*Goal*
Search the material for the string "this" and copy each line where it occurs.

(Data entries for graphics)

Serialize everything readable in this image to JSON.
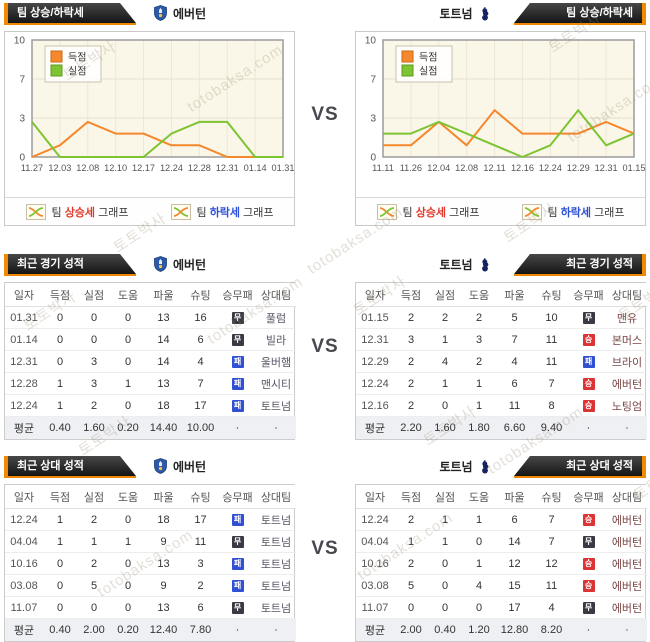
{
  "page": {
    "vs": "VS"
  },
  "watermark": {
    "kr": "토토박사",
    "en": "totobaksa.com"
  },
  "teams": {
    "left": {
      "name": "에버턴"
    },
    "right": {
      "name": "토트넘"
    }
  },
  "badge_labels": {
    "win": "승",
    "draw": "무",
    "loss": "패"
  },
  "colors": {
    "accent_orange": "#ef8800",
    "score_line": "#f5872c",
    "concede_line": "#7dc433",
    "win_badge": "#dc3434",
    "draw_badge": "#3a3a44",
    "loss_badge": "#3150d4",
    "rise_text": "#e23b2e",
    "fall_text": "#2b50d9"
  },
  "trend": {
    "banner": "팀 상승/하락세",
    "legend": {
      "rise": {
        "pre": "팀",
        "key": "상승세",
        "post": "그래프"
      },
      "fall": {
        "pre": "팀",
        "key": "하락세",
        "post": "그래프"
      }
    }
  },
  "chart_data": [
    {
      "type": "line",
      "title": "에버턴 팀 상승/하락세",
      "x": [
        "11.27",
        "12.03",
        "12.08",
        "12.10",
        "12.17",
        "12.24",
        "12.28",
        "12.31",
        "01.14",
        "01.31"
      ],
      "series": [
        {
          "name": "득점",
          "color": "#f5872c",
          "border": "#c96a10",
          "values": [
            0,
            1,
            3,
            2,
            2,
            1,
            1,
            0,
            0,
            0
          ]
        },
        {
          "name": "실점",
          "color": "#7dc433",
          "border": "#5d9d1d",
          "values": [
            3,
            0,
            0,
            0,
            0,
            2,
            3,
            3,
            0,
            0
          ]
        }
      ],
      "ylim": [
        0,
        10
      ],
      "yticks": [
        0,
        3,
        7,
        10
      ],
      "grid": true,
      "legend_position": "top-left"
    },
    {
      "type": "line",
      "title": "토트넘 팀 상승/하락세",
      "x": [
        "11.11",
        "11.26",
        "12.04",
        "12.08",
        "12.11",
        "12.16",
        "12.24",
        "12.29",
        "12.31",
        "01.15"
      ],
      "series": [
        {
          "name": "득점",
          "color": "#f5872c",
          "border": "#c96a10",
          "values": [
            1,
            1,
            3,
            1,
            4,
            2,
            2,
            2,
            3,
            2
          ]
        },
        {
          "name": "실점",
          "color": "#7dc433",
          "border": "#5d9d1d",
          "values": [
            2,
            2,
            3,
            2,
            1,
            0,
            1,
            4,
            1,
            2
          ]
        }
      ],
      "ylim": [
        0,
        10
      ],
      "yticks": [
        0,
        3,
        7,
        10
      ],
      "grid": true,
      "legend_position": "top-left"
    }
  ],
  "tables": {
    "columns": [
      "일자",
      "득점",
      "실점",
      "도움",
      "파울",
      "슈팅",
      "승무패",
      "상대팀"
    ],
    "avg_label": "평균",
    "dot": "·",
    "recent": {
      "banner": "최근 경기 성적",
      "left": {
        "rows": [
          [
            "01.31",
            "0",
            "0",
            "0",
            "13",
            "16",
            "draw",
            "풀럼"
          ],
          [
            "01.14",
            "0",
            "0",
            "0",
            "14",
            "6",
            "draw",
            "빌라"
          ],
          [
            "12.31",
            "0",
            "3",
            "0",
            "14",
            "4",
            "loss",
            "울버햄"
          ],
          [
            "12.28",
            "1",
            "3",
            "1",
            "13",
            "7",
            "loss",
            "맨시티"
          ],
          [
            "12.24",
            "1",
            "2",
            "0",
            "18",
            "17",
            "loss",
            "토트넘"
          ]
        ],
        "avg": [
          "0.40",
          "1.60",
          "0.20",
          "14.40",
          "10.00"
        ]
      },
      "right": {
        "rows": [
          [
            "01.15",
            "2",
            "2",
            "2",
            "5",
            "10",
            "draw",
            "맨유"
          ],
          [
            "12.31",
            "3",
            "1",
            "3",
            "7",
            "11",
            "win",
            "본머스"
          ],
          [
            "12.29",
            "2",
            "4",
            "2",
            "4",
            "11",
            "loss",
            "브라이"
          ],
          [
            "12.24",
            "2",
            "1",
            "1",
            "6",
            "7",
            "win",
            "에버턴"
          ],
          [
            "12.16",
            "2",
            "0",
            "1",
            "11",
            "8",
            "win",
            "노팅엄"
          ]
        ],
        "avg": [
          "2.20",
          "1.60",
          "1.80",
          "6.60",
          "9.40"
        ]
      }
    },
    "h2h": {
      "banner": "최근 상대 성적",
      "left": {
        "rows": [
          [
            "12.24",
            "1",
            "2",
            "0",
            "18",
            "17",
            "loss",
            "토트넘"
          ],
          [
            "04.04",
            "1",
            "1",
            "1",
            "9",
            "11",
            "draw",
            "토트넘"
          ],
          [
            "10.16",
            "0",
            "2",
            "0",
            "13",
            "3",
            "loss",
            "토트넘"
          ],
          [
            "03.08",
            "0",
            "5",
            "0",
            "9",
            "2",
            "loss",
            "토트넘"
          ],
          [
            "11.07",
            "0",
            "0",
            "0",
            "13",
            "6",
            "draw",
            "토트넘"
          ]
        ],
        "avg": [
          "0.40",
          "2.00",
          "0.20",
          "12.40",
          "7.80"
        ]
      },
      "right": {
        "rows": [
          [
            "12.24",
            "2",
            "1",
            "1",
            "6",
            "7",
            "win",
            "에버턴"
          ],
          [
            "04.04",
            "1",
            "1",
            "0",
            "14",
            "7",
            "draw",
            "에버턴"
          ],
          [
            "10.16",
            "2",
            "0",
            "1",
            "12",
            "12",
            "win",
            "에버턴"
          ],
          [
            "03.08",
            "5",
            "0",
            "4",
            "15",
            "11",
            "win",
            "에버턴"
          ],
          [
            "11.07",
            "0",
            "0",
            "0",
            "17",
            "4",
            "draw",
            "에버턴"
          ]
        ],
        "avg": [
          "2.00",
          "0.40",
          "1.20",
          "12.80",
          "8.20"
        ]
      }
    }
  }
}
--
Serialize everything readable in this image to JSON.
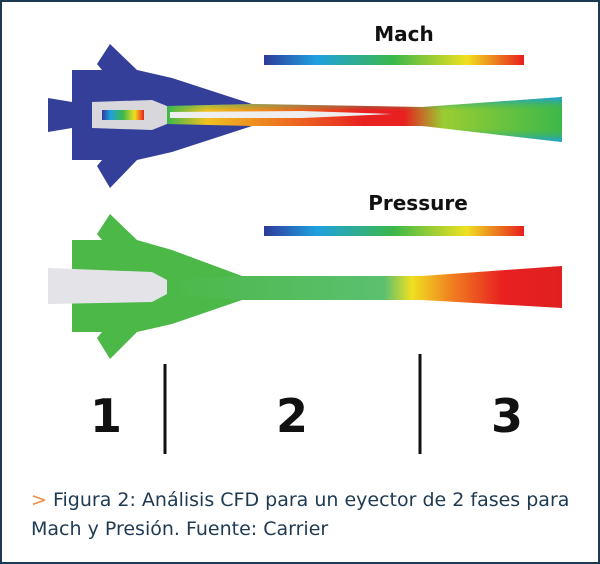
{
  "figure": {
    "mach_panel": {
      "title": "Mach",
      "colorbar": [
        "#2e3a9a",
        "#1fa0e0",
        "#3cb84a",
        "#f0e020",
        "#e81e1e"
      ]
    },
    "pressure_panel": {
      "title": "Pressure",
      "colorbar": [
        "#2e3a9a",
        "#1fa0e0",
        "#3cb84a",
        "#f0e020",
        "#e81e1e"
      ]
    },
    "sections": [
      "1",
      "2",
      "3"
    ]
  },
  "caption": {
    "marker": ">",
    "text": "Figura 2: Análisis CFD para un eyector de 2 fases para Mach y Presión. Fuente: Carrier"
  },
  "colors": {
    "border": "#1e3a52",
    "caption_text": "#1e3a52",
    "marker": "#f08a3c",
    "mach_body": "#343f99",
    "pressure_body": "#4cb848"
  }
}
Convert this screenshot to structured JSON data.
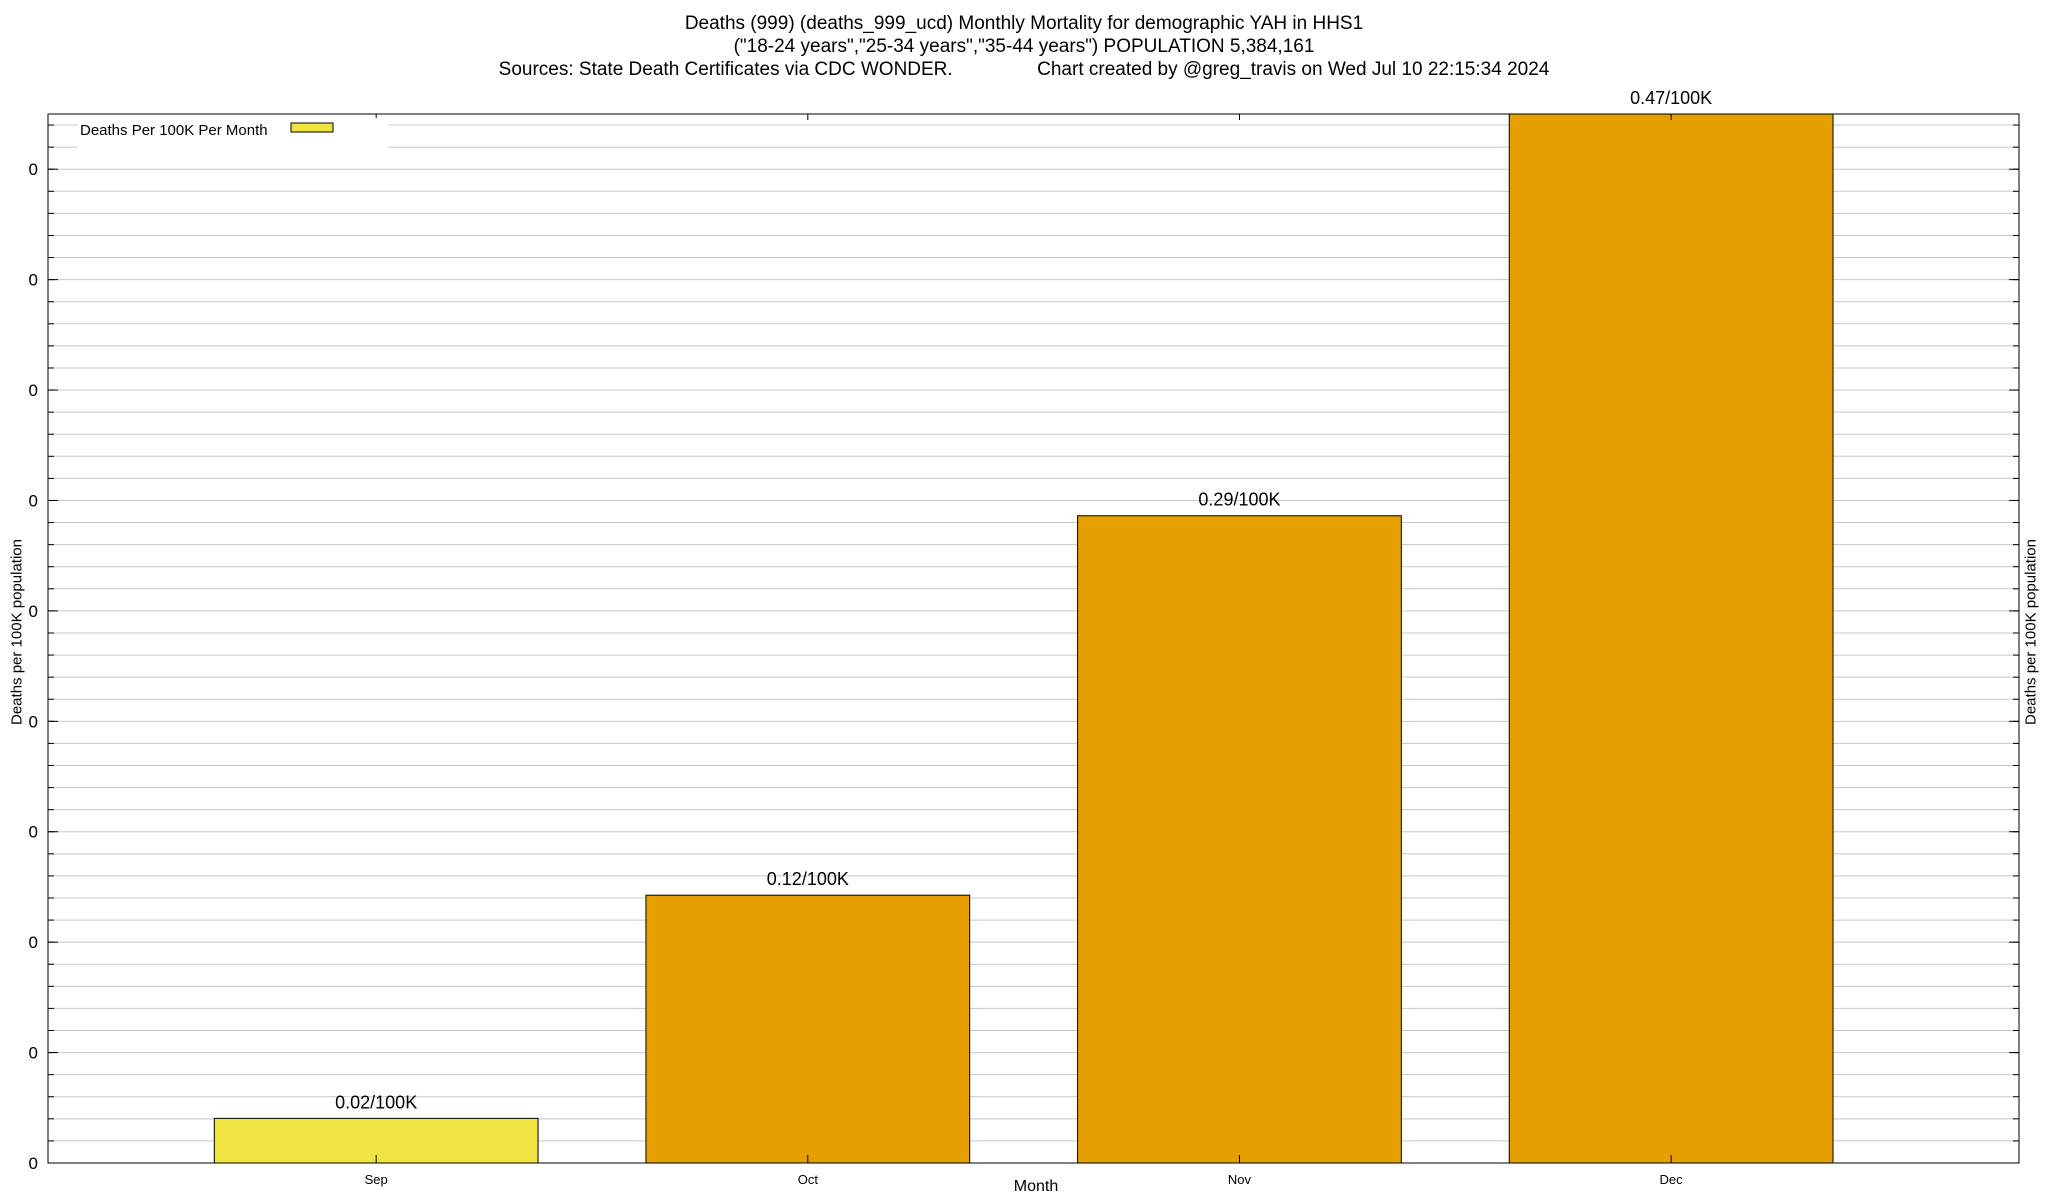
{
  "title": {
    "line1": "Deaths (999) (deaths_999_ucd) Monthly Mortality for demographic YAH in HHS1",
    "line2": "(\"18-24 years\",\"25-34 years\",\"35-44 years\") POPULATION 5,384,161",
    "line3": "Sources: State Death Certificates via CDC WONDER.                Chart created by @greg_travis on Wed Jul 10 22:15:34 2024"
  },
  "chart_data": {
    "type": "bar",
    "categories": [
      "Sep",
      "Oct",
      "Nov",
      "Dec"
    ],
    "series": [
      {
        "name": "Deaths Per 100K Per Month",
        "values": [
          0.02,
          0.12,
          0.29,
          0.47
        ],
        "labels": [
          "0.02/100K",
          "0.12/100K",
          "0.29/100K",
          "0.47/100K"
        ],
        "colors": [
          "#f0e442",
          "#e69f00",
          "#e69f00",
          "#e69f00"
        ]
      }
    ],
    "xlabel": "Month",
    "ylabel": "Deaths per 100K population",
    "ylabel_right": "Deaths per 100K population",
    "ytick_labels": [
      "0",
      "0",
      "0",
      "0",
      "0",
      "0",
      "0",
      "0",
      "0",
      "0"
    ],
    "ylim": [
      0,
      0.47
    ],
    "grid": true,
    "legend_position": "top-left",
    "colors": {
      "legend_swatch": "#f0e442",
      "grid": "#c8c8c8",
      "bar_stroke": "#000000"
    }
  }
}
* * *
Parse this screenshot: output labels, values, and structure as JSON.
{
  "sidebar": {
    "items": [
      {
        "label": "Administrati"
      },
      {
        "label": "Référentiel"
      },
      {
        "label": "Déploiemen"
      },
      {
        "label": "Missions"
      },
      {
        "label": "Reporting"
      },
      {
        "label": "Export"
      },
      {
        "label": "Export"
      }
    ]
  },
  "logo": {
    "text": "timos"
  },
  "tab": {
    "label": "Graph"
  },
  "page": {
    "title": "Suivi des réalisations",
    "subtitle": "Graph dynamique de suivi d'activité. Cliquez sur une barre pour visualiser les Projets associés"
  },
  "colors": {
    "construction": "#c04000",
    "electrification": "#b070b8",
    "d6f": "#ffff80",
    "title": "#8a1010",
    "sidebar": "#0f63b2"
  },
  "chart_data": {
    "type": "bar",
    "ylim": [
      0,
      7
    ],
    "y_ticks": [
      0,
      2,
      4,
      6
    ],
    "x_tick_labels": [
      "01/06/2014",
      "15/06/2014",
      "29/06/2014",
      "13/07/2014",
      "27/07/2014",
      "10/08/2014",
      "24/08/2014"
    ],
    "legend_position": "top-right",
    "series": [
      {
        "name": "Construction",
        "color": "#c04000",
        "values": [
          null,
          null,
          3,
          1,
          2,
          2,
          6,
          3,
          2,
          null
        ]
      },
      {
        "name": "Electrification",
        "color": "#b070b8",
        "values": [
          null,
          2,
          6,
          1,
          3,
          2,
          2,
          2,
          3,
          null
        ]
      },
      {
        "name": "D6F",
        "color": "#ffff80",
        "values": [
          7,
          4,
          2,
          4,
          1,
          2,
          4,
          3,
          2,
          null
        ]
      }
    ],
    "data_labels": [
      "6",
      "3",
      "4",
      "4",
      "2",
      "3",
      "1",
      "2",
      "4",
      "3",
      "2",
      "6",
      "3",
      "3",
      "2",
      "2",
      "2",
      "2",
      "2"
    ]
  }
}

*The result*
Serialize everything readable in this image to JSON.
Serialize everything readable in this image to JSON.
Convert this screenshot to structured JSON data.
Parse this screenshot: output labels, values, and structure as JSON.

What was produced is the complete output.